- _What is being asked_
Print out every record exactly as it appears.

-- START Dataset content --

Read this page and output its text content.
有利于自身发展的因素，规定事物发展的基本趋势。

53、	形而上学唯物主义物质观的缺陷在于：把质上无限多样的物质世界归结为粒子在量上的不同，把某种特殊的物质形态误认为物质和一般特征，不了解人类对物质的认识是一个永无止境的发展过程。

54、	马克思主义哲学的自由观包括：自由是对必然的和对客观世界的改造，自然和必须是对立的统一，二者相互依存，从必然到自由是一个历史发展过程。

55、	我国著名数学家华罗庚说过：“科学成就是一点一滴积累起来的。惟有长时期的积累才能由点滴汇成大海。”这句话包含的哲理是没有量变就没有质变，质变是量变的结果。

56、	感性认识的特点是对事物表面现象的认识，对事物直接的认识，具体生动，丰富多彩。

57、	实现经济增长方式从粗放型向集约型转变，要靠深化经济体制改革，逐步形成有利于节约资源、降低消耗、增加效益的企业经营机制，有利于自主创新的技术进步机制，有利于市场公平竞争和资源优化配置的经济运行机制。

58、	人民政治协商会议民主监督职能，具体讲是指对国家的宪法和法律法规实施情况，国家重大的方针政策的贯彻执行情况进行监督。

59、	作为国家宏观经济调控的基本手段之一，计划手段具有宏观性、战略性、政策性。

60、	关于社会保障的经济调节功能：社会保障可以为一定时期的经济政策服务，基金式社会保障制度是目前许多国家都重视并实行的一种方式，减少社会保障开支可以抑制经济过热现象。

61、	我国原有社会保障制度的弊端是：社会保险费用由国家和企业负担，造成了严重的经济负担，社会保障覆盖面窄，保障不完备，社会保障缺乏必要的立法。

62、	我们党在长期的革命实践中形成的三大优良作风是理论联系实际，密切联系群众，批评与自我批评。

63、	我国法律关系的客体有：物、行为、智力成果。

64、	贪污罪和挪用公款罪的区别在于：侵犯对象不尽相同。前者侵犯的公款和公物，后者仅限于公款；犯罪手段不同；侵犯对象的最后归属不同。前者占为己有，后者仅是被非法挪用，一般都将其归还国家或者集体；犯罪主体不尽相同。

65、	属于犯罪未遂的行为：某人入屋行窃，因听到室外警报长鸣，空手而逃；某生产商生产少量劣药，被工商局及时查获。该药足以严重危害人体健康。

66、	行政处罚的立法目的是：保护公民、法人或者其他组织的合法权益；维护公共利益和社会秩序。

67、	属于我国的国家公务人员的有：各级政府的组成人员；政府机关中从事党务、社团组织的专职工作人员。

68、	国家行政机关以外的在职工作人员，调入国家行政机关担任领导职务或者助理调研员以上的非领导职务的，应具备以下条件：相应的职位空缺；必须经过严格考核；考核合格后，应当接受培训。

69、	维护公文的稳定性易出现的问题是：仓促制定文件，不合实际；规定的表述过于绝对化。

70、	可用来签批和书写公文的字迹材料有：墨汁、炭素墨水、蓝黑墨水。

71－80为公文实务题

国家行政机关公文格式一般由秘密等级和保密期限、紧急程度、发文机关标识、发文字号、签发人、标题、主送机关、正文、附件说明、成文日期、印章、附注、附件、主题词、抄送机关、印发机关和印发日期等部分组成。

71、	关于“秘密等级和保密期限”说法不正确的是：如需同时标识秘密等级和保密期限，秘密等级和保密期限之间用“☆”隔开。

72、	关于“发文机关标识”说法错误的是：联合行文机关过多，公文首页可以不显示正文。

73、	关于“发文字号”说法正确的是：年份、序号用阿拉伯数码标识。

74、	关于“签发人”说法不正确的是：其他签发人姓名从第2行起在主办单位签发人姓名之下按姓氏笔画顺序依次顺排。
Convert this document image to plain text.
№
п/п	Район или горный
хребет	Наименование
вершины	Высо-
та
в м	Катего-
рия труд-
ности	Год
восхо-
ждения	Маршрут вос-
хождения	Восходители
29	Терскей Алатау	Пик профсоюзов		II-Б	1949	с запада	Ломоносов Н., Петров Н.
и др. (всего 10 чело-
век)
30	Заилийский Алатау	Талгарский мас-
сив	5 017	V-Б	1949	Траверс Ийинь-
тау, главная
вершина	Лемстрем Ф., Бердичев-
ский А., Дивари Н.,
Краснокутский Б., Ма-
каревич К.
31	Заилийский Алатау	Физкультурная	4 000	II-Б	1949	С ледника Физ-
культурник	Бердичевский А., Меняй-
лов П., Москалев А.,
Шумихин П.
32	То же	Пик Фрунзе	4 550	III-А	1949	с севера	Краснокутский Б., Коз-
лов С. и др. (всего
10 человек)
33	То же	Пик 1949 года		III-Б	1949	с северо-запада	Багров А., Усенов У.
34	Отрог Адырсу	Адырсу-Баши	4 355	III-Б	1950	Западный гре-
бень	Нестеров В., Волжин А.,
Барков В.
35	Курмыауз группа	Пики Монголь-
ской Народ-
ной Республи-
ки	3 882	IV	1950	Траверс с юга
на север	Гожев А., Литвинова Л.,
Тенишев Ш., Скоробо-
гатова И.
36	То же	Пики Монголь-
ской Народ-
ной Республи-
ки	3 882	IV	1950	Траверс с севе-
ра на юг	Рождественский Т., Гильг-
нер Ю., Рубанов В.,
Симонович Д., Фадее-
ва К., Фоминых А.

-- END Dataset content --

- _Task output_
Read this page and output its text content.
有利于自身发展的因素，规定事物发展的基本趋势。

53、	形而上学唯物主义物质观的缺陷在于：把质上无限多样的物质世界归结为粒子在量上的不同，把某种特殊的物质形态误认为物质和一般特征，不了解人类对物质的认识是一个永无止境的发展过程。

54、	马克思主义哲学的自由观包括：自由是对必然的和对客观世界的改造，自然和必须是对立的统一，二者相互依存，从必然到自由是一个历史发展过程。

55、	我国著名数学家华罗庚说过：“科学成就是一点一滴积累起来的。惟有长时期的积累才能由点滴汇成大海。”这句话包含的哲理是没有量变就没有质变，质变是量变的结果。

56、	感性认识的特点是对事物表面现象的认识，对事物直接的认识，具体生动，丰富多彩。

57、	实现经济增长方式从粗放型向集约型转变，要靠深化经济体制改革，逐步形成有利于节约资源、降低消耗、增加效益的企业经营机制，有利于自主创新的技术进步机制，有利于市场公平竞争和资源优化配置的经济运行机制。

58、	人民政治协商会议民主监督职能，具体讲是指对国家的宪法和法律法规实施情况，国家重大的方针政策的贯彻执行情况进行监督。

59、	作为国家宏观经济调控的基本手段之一，计划手段具有宏观性、战略性、政策性。

60、	关于社会保障的经济调节功能：社会保障可以为一定时期的经济政策服务，基金式社会保障制度是目前许多国家都重视并实行的一种方式，减少社会保障开支可以抑制经济过热现象。

61、	我国原有社会保障制度的弊端是：社会保险费用由国家和企业负担，造成了严重的经济负担，社会保障覆盖面窄，保障不完备，社会保障缺乏必要的立法。

62、	我们党在长期的革命实践中形成的三大优良作风是理论联系实际，密切联系群众，批评与自我批评。

63、	我国法律关系的客体有：物、行为、智力成果。

64、	贪污罪和挪用公款罪的区别在于：侵犯对象不尽相同。前者侵犯的公款和公物，后者仅限于公款；犯罪手段不同；侵犯对象的最后归属不同。前者占为己有，后者仅是被非法挪用，一般都将其归还国家或者集体；犯罪主体不尽相同。

65、	属于犯罪未遂的行为：某人入屋行窃，因听到室外警报长鸣，空手而逃；某生产商生产少量劣药，被工商局及时查获。该药足以严重危害人体健康。

66、	行政处罚的立法目的是：保护公民、法人或者其他组织的合法权益；维护公共利益和社会秩序。

67、	属于我国的国家公务人员的有：各级政府的组成人员；政府机关中从事党务、社团组织的专职工作人员。

68、	国家行政机关以外的在职工作人员，调入国家行政机关担任领导职务或者助理调研员以上的非领导职务的，应具备以下条件：相应的职位空缺；必须经过严格考核；考核合格后，应当接受培训。

69、	维护公文的稳定性易出现的问题是：仓促制定文件，不合实际；规定的表述过于绝对化。

70、	可用来签批和书写公文的字迹材料有：墨汁、炭素墨水、蓝黑墨水。

71－80为公文实务题

国家行政机关公文格式一般由秘密等级和保密期限、紧急程度、发文机关标识、发文字号、签发人、标题、主送机关、正文、附件说明、成文日期、印章、附注、附件、主题词、抄送机关、印发机关和印发日期等部分组成。

71、	关于“秘密等级和保密期限”说法不正确的是：如需同时标识秘密等级和保密期限，秘密等级和保密期限之间用“☆”隔开。

72、	关于“发文机关标识”说法错误的是：联合行文机关过多，公文首页可以不显示正文。

73、	关于“发文字号”说法正确的是：年份、序号用阿拉伯数码标识。

74、	关于“签发人”说法不正确的是：其他签发人姓名从第2行起在主办单位签发人姓名之下按姓氏笔画顺序依次顺排。
Convert this document image to plain text.
№
п/п	Район или горный
хребет	Наименование
вершины	Высо-
та
в м	Катего-
рия труд-
ности	Год
восхо-
ждения	Маршрут вос-
хождения	Восходители
29	Терскей Алатау	Пик профсоюзов		II-Б	1949	с запада	Ломоносов Н., Петров Н.
и др. (всего 10 чело-
век)
30	Заилийский Алатау	Талгарский мас-
сив	5 017	V-Б	1949	Траверс Ийинь-
тау, главная
вершина	Лемстрем Ф., Бердичев-
ский А., Дивари Н.,
Краснокутский Б., Ма-
каревич К.
31	Заилийский Алатау	Физкультурная	4 000	II-Б	1949	С ледника Физ-
культурник	Бердичевский А., Меняй-
лов П., Москалев А.,
Шумихин П.
32	То же	Пик Фрунзе	4 550	III-А	1949	с севера	Краснокутский Б., Коз-
лов С. и др. (всего
10 человек)
33	То же	Пик 1949 года		III-Б	1949	с северо-запада	Багров А., Усенов У.
34	Отрог Адырсу	Адырсу-Баши	4 355	III-Б	1950	Западный гре-
бень	Нестеров В., Волжин А.,
Барков В.
35	Курмыауз группа	Пики Монголь-
ской Народ-
ной Республи-
ки	3 882	IV	1950	Траверс с юга
на север	Гожев А., Литвинова Л.,
Тенишев Ш., Скоробо-
гатова И.
36	То же	Пики Монголь-
ской Народ-
ной Республи-
ки	3 882	IV	1950	Траверс с севе-
ра на юг	Рождественский Т., Гильг-
нер Ю., Рубанов В.,
Симонович Д., Фадее-
ва К., Фоминых А.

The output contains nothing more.